This activity also introduces students to scientific evidence, models, and explanations as described in the accompanying excerpt drawn from the National Science Education Standards.
Evidence, Models, And Explanation10
Evidence consists of observations and data on which to base scientific explanations. Using evidence to understand interactions allows individuals to predict changes in natural and designed systems.
Models are tentative schemes or structures that correspond to real objects, events, or classes of events, and that have explanatory power. Models help scientists and engineers understand how things work. Models take many forms, including physical objects, plans, mental constructs, mathematical equations, and computer simulations.

● ● ● ● ● ● ●

**Instructions:**
- a) Quote the passage on evidence, models, and explanation from "Models are tentative" to "and computer simulations.", inclusive.
- b) Decide whether each statement agrees with the passage on evidence, models, and explanation, answering yes or no and quoting the words that settle it. (i) Evidence is made up of observations and data. (ii) Models are described as fixed, permanent structures. (iii) A computer simulation is one form a model can take.
The records play no part in this work.

**Supplied records:**

● ● ● ● ● ● ●

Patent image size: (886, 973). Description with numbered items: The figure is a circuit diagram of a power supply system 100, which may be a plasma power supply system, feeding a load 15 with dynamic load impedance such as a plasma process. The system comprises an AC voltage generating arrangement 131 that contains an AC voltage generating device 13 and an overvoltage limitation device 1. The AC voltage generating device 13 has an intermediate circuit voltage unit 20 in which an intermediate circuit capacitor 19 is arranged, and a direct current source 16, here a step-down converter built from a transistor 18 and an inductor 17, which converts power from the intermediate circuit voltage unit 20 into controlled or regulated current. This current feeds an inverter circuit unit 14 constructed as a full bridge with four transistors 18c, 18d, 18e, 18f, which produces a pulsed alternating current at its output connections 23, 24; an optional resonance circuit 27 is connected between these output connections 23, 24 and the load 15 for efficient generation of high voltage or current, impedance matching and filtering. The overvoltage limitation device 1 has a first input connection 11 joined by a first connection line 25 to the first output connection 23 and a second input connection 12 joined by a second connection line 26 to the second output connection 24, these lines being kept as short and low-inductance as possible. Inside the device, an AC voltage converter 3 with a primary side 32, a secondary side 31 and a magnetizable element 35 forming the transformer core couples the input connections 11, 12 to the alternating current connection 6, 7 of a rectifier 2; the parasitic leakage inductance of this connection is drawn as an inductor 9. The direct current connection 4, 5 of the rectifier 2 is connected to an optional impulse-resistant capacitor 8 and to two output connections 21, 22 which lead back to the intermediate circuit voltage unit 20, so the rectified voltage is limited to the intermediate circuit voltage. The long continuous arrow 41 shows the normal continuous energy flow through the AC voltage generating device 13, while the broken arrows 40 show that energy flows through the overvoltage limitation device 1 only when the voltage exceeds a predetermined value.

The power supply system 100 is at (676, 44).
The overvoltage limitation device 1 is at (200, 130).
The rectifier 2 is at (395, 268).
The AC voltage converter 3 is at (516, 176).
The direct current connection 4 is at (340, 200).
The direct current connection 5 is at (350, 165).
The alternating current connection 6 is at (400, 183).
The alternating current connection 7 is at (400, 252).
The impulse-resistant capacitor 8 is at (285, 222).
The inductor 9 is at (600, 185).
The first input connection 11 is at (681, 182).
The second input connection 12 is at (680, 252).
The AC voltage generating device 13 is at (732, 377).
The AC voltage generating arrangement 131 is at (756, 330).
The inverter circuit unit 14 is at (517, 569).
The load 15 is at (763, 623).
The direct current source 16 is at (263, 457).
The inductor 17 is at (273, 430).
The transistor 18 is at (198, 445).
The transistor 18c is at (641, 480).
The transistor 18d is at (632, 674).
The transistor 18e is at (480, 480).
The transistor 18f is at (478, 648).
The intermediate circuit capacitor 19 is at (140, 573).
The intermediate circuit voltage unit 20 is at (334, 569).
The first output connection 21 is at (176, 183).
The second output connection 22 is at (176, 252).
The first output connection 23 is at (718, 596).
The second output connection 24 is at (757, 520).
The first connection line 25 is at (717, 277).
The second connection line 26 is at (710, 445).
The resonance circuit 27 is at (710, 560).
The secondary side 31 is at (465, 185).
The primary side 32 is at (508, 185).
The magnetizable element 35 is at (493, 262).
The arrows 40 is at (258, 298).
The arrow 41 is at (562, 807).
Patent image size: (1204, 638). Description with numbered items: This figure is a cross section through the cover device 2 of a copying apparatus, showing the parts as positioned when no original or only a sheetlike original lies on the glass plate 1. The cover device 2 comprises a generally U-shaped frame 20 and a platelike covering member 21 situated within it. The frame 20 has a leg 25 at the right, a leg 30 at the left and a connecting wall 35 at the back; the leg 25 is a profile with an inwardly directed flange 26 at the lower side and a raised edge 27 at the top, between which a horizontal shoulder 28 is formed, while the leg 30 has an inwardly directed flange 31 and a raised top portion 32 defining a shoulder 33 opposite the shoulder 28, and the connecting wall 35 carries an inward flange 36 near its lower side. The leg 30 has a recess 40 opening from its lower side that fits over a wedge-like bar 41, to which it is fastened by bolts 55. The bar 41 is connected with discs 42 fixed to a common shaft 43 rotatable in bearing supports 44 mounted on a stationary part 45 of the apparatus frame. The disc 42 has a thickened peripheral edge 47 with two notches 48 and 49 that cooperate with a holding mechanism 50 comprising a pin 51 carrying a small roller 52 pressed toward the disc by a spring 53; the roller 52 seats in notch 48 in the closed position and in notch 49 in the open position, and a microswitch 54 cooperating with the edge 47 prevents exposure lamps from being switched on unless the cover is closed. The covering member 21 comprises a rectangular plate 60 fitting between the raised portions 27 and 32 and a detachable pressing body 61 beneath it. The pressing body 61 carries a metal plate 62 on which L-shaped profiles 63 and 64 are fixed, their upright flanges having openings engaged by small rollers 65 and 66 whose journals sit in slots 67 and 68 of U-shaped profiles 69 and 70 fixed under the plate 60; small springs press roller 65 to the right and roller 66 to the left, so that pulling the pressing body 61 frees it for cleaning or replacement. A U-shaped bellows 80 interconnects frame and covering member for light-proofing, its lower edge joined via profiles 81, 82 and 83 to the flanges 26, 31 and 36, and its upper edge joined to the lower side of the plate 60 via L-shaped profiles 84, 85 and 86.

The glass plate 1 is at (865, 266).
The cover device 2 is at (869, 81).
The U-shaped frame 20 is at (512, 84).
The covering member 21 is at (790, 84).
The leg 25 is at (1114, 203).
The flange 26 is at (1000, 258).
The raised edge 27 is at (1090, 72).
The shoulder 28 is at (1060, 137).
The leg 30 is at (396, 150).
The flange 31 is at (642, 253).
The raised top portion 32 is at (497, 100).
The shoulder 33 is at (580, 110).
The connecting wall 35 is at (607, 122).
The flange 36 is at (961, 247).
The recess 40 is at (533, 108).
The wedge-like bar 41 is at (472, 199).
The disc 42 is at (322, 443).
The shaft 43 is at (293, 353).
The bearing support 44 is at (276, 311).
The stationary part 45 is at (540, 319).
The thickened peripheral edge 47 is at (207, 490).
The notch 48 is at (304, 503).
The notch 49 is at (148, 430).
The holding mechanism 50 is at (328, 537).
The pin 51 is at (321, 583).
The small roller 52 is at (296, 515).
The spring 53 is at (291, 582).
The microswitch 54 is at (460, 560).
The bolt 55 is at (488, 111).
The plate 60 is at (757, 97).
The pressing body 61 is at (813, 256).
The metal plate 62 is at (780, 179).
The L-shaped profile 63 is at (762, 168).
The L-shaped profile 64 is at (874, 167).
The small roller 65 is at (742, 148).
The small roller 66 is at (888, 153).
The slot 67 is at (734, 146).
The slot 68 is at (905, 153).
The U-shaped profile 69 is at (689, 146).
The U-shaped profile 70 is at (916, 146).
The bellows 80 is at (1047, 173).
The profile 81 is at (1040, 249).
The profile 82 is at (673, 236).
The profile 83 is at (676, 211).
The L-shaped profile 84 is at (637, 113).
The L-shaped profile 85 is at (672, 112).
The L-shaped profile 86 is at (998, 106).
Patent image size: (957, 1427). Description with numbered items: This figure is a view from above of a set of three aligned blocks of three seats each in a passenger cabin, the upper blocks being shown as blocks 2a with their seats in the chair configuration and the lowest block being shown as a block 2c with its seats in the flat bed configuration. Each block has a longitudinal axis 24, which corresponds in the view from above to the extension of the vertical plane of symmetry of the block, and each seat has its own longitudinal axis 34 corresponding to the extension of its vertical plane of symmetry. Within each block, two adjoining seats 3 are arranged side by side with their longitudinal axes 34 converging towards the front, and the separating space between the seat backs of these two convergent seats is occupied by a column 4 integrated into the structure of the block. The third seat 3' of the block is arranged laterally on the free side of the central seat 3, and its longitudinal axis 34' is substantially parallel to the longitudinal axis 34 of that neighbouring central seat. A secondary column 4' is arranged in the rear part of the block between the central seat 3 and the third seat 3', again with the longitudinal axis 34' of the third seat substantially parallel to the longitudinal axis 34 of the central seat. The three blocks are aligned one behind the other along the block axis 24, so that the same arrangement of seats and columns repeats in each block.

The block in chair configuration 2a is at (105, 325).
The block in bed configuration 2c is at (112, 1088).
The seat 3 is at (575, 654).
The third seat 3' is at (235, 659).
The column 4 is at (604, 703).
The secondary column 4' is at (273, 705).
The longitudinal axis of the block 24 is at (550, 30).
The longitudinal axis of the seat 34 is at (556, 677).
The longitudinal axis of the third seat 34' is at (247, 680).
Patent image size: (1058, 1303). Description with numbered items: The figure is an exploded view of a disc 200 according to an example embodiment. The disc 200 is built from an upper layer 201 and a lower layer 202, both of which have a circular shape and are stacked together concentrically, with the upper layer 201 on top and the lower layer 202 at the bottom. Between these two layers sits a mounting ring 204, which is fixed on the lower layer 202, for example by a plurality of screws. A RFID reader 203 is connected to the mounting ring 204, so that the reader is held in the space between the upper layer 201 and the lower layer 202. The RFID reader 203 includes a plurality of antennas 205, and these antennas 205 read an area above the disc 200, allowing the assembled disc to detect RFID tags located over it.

● ● ● ● ● ● ●

**Solutions in order:**
- a)
Models are tentative schemes or structures that correspond to real objects, events, or classes of events, and that have explanatory power. Models help scientists and engineers understand how things work. Models take many forms, including physical objects, plans, mental constructs, mathematical equations, and computer simulations.

- b)
(i) Yes: "Evidence consists of observations and data on which to base scientific explanations."
(ii) No: "Models are tentative schemes or structures"
(iii) Yes: "Models take many forms, including physical objects, plans, mental constructs, mathematical equations, and computer simulations."